--- SHORT PROBLEM ---
Leave out the pictures and repeat everything else in the records exactly.

--- STORED RECORDS ---
● ● ●

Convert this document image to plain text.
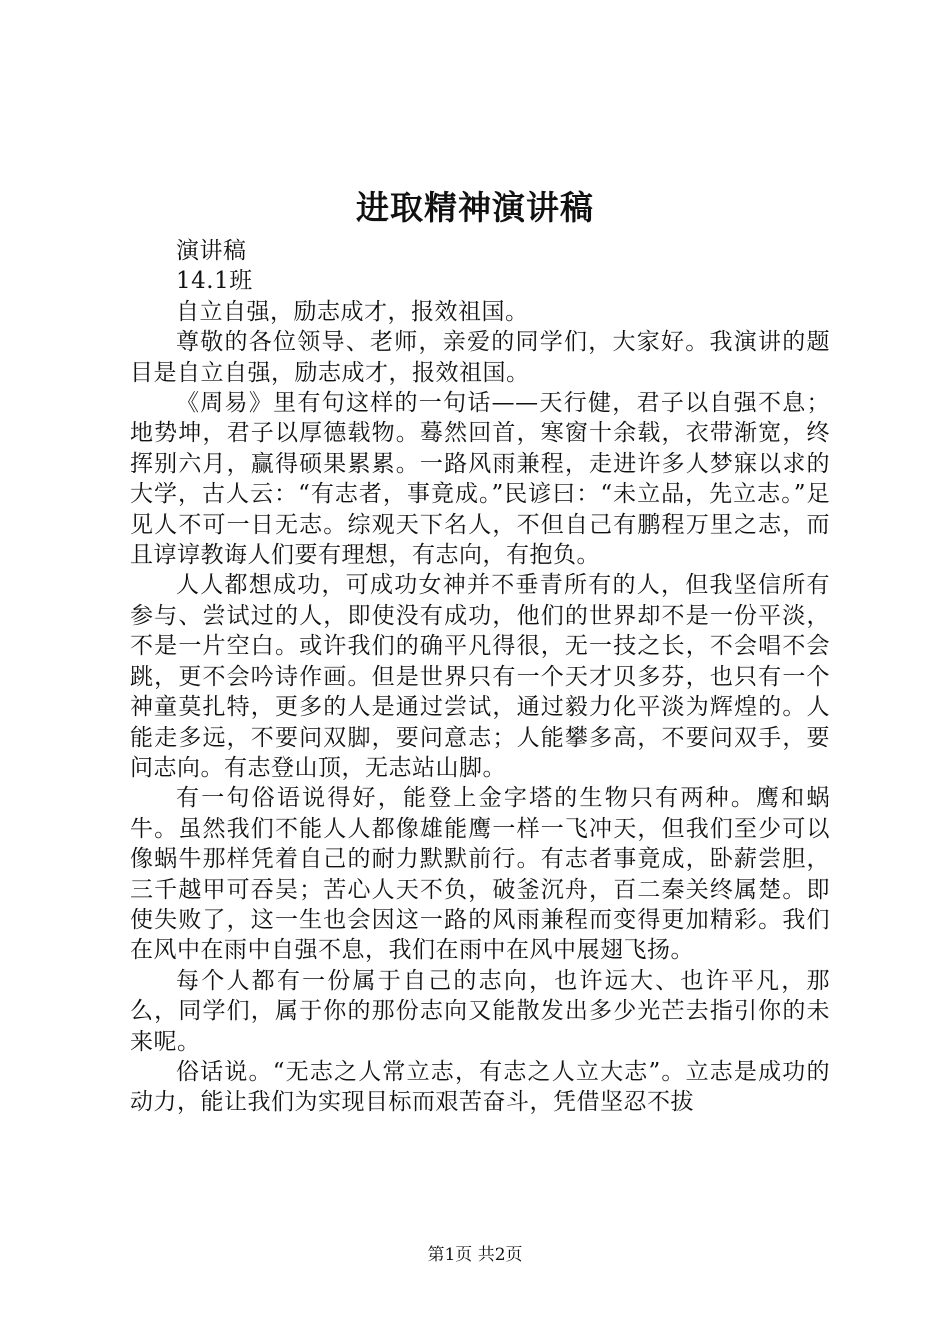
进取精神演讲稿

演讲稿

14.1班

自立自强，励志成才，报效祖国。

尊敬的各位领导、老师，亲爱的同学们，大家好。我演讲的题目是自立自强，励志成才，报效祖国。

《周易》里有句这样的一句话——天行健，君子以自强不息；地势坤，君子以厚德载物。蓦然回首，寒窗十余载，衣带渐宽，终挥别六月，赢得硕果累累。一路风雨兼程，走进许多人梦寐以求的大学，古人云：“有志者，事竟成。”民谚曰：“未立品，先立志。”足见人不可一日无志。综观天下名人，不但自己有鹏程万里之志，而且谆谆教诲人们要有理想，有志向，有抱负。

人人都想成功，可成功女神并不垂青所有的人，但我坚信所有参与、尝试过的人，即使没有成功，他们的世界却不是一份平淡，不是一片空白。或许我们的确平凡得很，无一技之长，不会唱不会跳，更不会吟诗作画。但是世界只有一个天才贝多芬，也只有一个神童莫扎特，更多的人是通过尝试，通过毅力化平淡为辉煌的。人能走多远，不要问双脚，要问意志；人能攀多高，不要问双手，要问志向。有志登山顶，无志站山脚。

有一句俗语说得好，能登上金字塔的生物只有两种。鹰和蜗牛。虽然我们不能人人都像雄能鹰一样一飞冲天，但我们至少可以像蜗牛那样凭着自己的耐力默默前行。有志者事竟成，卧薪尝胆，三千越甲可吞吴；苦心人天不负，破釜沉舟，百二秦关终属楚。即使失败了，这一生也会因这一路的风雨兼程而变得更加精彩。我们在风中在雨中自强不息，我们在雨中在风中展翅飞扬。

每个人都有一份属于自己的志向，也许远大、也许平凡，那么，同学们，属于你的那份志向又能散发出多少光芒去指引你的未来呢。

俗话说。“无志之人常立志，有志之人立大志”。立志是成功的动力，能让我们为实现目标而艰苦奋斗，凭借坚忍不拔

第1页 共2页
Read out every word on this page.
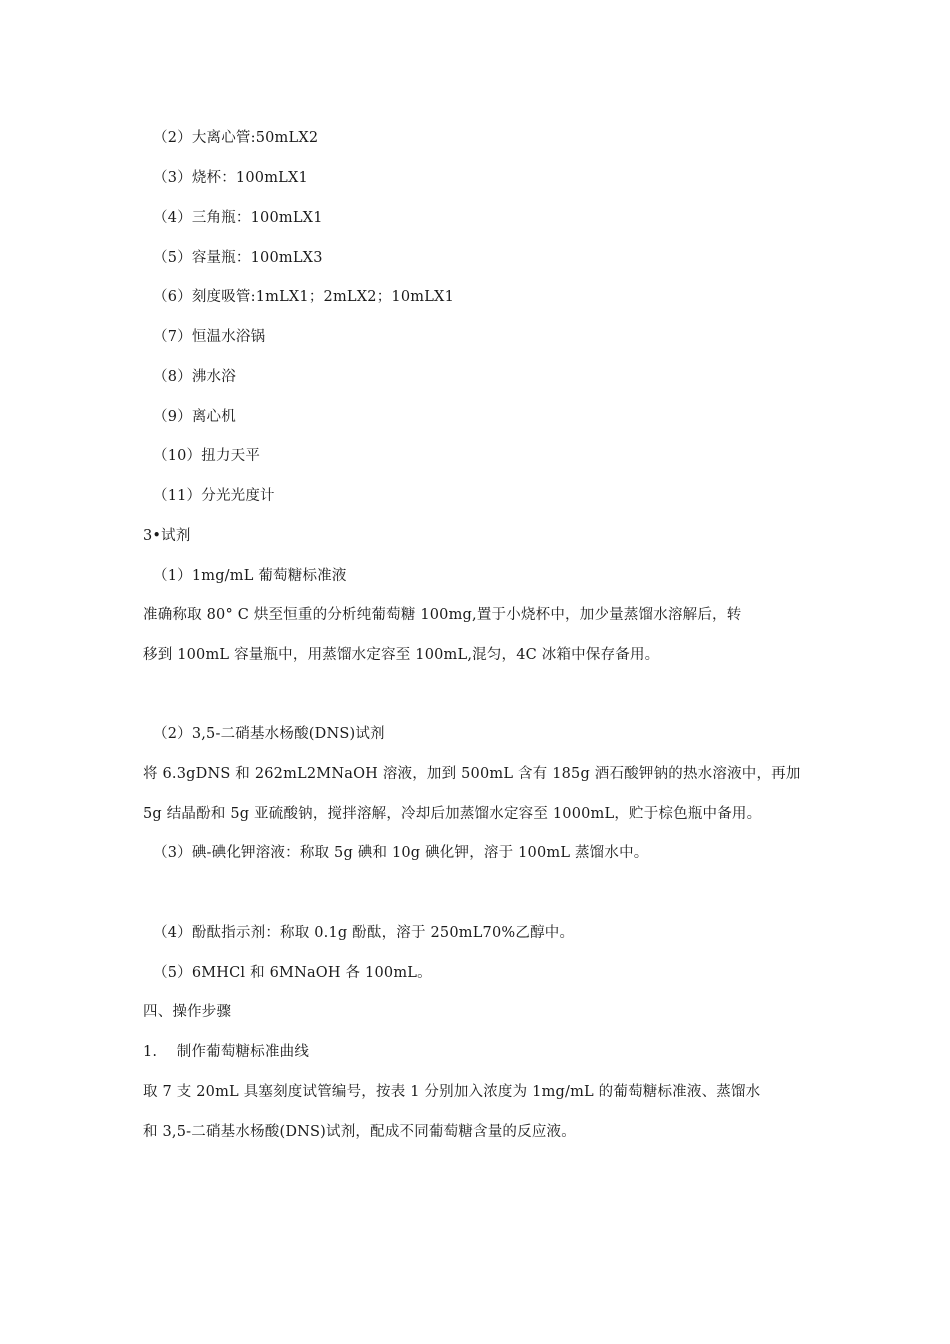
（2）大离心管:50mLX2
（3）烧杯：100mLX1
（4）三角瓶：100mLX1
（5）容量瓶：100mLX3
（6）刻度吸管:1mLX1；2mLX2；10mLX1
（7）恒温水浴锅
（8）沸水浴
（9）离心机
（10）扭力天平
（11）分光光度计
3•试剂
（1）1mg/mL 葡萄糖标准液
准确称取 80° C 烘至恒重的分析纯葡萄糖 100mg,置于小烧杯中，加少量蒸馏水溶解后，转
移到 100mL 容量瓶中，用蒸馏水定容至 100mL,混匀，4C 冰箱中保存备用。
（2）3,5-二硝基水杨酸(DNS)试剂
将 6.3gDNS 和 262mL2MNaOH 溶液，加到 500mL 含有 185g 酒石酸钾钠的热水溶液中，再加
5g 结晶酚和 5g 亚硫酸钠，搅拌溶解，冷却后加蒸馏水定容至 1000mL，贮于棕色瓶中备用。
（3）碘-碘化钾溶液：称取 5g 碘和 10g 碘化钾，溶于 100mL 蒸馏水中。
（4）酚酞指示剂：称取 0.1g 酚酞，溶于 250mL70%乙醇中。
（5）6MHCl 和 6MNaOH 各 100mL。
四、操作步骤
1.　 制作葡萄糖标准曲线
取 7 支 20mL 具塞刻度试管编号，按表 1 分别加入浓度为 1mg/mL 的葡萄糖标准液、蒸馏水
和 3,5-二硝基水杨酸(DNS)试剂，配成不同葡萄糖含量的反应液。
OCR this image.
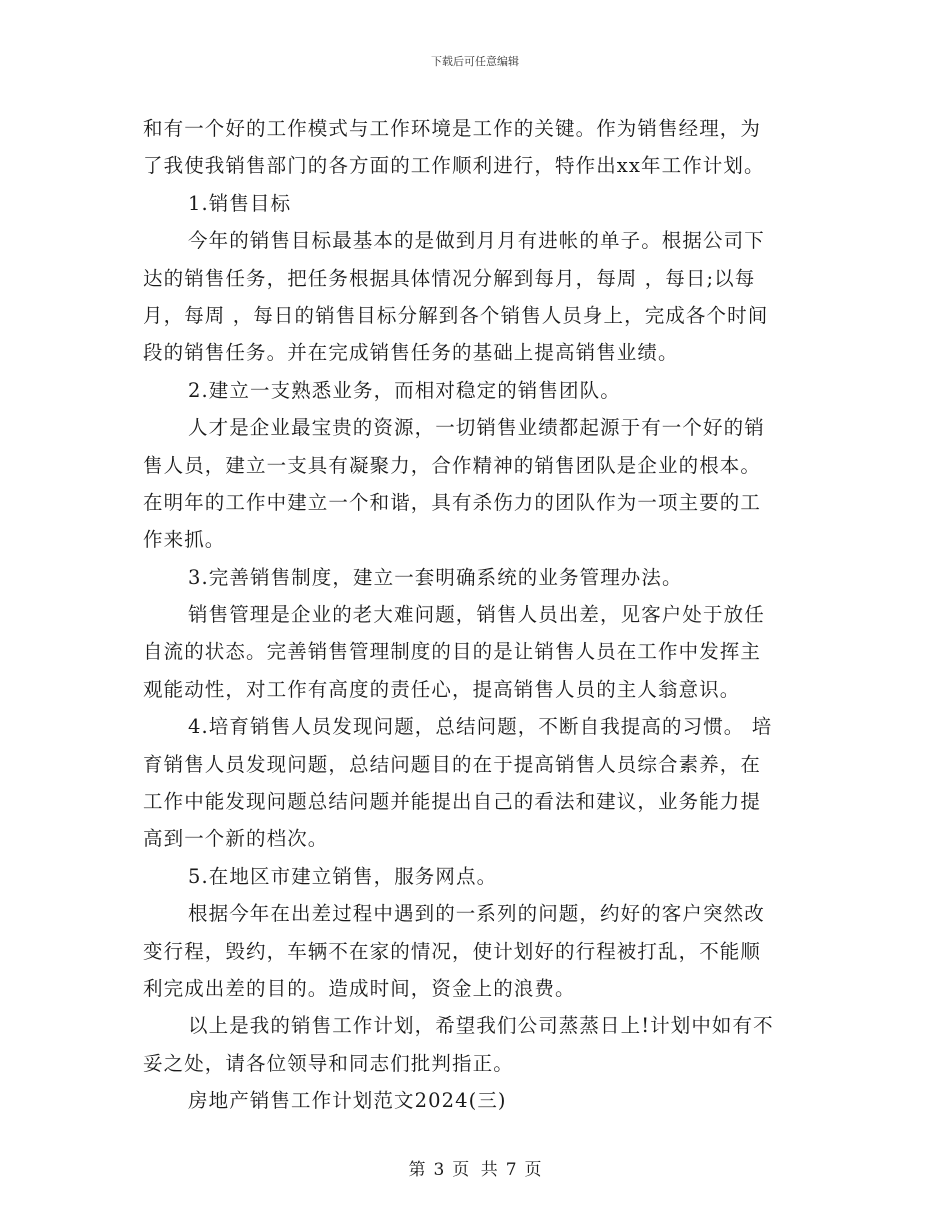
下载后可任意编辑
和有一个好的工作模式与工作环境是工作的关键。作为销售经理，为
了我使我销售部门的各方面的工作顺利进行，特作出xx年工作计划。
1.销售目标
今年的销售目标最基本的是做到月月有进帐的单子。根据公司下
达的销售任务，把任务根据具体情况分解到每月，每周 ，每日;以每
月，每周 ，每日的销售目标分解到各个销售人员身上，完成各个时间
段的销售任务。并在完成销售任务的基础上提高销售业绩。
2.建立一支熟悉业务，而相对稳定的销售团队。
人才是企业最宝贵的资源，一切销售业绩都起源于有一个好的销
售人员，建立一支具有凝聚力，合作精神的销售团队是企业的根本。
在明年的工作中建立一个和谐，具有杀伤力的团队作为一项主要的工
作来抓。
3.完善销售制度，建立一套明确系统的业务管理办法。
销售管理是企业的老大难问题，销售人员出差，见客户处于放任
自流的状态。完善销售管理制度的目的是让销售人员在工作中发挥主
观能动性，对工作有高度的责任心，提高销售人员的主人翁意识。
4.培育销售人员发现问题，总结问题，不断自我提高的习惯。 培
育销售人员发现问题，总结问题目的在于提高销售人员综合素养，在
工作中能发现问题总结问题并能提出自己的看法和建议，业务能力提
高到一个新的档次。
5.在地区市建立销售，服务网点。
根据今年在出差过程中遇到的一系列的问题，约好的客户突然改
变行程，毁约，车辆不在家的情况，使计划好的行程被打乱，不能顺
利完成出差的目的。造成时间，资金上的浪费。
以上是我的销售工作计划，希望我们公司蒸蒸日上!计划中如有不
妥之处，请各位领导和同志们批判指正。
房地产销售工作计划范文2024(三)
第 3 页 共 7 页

● ● ●

--- EXERCISE ANSWER ---
Convert this document image to plain text.
进取精神演讲稿

演讲稿

14.1班

自立自强，励志成才，报效祖国。

尊敬的各位领导、老师，亲爱的同学们，大家好。我演讲的题目是自立自强，励志成才，报效祖国。

《周易》里有句这样的一句话——天行健，君子以自强不息；地势坤，君子以厚德载物。蓦然回首，寒窗十余载，衣带渐宽，终挥别六月，赢得硕果累累。一路风雨兼程，走进许多人梦寐以求的大学，古人云：“有志者，事竟成。”民谚曰：“未立品，先立志。”足见人不可一日无志。综观天下名人，不但自己有鹏程万里之志，而且谆谆教诲人们要有理想，有志向，有抱负。

人人都想成功，可成功女神并不垂青所有的人，但我坚信所有参与、尝试过的人，即使没有成功，他们的世界却不是一份平淡，不是一片空白。或许我们的确平凡得很，无一技之长，不会唱不会跳，更不会吟诗作画。但是世界只有一个天才贝多芬，也只有一个神童莫扎特，更多的人是通过尝试，通过毅力化平淡为辉煌的。人能走多远，不要问双脚，要问意志；人能攀多高，不要问双手，要问志向。有志登山顶，无志站山脚。

有一句俗语说得好，能登上金字塔的生物只有两种。鹰和蜗牛。虽然我们不能人人都像雄能鹰一样一飞冲天，但我们至少可以像蜗牛那样凭着自己的耐力默默前行。有志者事竟成，卧薪尝胆，三千越甲可吞吴；苦心人天不负，破釜沉舟，百二秦关终属楚。即使失败了，这一生也会因这一路的风雨兼程而变得更加精彩。我们在风中在雨中自强不息，我们在雨中在风中展翅飞扬。

每个人都有一份属于自己的志向，也许远大、也许平凡，那么，同学们，属于你的那份志向又能散发出多少光芒去指引你的未来呢。

俗话说。“无志之人常立志，有志之人立大志”。立志是成功的动力，能让我们为实现目标而艰苦奋斗，凭借坚忍不拔

第1页 共2页
Read out every word on this page.
（2）大离心管:50mLX2
（3）烧杯：100mLX1
（4）三角瓶：100mLX1
（5）容量瓶：100mLX3
（6）刻度吸管:1mLX1；2mLX2；10mLX1
（7）恒温水浴锅
（8）沸水浴
（9）离心机
（10）扭力天平
（11）分光光度计
3•试剂
（1）1mg/mL 葡萄糖标准液
准确称取 80° C 烘至恒重的分析纯葡萄糖 100mg,置于小烧杯中，加少量蒸馏水溶解后，转
移到 100mL 容量瓶中，用蒸馏水定容至 100mL,混匀，4C 冰箱中保存备用。
（2）3,5-二硝基水杨酸(DNS)试剂
将 6.3gDNS 和 262mL2MNaOH 溶液，加到 500mL 含有 185g 酒石酸钾钠的热水溶液中，再加
5g 结晶酚和 5g 亚硫酸钠，搅拌溶解，冷却后加蒸馏水定容至 1000mL，贮于棕色瓶中备用。
（3）碘-碘化钾溶液：称取 5g 碘和 10g 碘化钾，溶于 100mL 蒸馏水中。
（4）酚酞指示剂：称取 0.1g 酚酞，溶于 250mL70%乙醇中。
（5）6MHCl 和 6MNaOH 各 100mL。
四、操作步骤
1.　 制作葡萄糖标准曲线
取 7 支 20mL 具塞刻度试管编号，按表 1 分别加入浓度为 1mg/mL 的葡萄糖标准液、蒸馏水
和 3,5-二硝基水杨酸(DNS)试剂，配成不同葡萄糖含量的反应液。
OCR this image.
下载后可任意编辑
和有一个好的工作模式与工作环境是工作的关键。作为销售经理，为
了我使我销售部门的各方面的工作顺利进行，特作出xx年工作计划。
1.销售目标
今年的销售目标最基本的是做到月月有进帐的单子。根据公司下
达的销售任务，把任务根据具体情况分解到每月，每周 ，每日;以每
月，每周 ，每日的销售目标分解到各个销售人员身上，完成各个时间
段的销售任务。并在完成销售任务的基础上提高销售业绩。
2.建立一支熟悉业务，而相对稳定的销售团队。
人才是企业最宝贵的资源，一切销售业绩都起源于有一个好的销
售人员，建立一支具有凝聚力，合作精神的销售团队是企业的根本。
在明年的工作中建立一个和谐，具有杀伤力的团队作为一项主要的工
作来抓。
3.完善销售制度，建立一套明确系统的业务管理办法。
销售管理是企业的老大难问题，销售人员出差，见客户处于放任
自流的状态。完善销售管理制度的目的是让销售人员在工作中发挥主
观能动性，对工作有高度的责任心，提高销售人员的主人翁意识。
4.培育销售人员发现问题，总结问题，不断自我提高的习惯。 培
育销售人员发现问题，总结问题目的在于提高销售人员综合素养，在
工作中能发现问题总结问题并能提出自己的看法和建议，业务能力提
高到一个新的档次。
5.在地区市建立销售，服务网点。
根据今年在出差过程中遇到的一系列的问题，约好的客户突然改
变行程，毁约，车辆不在家的情况，使计划好的行程被打乱，不能顺
利完成出差的目的。造成时间，资金上的浪费。
以上是我的销售工作计划，希望我们公司蒸蒸日上!计划中如有不
妥之处，请各位领导和同志们批判指正。
房地产销售工作计划范文2024(三)
第 3 页 共 7 页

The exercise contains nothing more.